--- EXERCISE REQUIREMENTS ---
Below is a listing. Gather each line of it that contains "text".

Start of SUPPLIED INFORMATION

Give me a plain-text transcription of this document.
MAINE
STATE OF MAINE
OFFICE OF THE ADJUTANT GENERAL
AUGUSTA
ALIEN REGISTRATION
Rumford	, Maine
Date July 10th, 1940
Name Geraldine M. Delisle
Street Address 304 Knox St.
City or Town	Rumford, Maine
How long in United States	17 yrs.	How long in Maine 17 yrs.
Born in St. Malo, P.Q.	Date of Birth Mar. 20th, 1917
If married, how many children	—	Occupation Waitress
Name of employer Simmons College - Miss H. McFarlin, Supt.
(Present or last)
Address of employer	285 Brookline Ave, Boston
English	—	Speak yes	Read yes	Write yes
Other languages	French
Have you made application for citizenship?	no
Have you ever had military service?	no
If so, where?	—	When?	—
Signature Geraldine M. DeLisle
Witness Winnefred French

End of SUPPLIED INFORMATION
Start of SUPPLIED INFORMATION

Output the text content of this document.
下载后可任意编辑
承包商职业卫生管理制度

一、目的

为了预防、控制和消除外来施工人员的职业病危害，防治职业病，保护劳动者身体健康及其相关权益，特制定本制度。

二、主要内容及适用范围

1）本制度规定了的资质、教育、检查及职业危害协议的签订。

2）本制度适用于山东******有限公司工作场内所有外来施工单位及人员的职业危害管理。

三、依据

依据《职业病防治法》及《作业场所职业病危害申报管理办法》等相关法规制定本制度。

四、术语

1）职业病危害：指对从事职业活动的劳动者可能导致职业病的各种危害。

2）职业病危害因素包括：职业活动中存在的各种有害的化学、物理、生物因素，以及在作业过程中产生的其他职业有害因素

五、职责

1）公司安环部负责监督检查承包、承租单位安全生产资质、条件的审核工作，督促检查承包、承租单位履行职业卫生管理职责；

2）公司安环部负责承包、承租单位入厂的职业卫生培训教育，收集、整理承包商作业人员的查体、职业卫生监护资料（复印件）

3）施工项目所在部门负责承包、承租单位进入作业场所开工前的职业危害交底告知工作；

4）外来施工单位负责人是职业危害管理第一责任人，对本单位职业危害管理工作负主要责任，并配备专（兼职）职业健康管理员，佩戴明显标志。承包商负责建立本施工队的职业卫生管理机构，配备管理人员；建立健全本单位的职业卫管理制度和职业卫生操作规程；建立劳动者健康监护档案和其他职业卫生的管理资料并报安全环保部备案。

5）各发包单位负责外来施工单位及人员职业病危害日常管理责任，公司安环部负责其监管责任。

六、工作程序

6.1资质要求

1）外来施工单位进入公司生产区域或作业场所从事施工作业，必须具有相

End of SUPPLIED INFORMATION

--- RESULT OF THE TASK ---
Give me a plain-text transcription of this document.
Output the text content of this document.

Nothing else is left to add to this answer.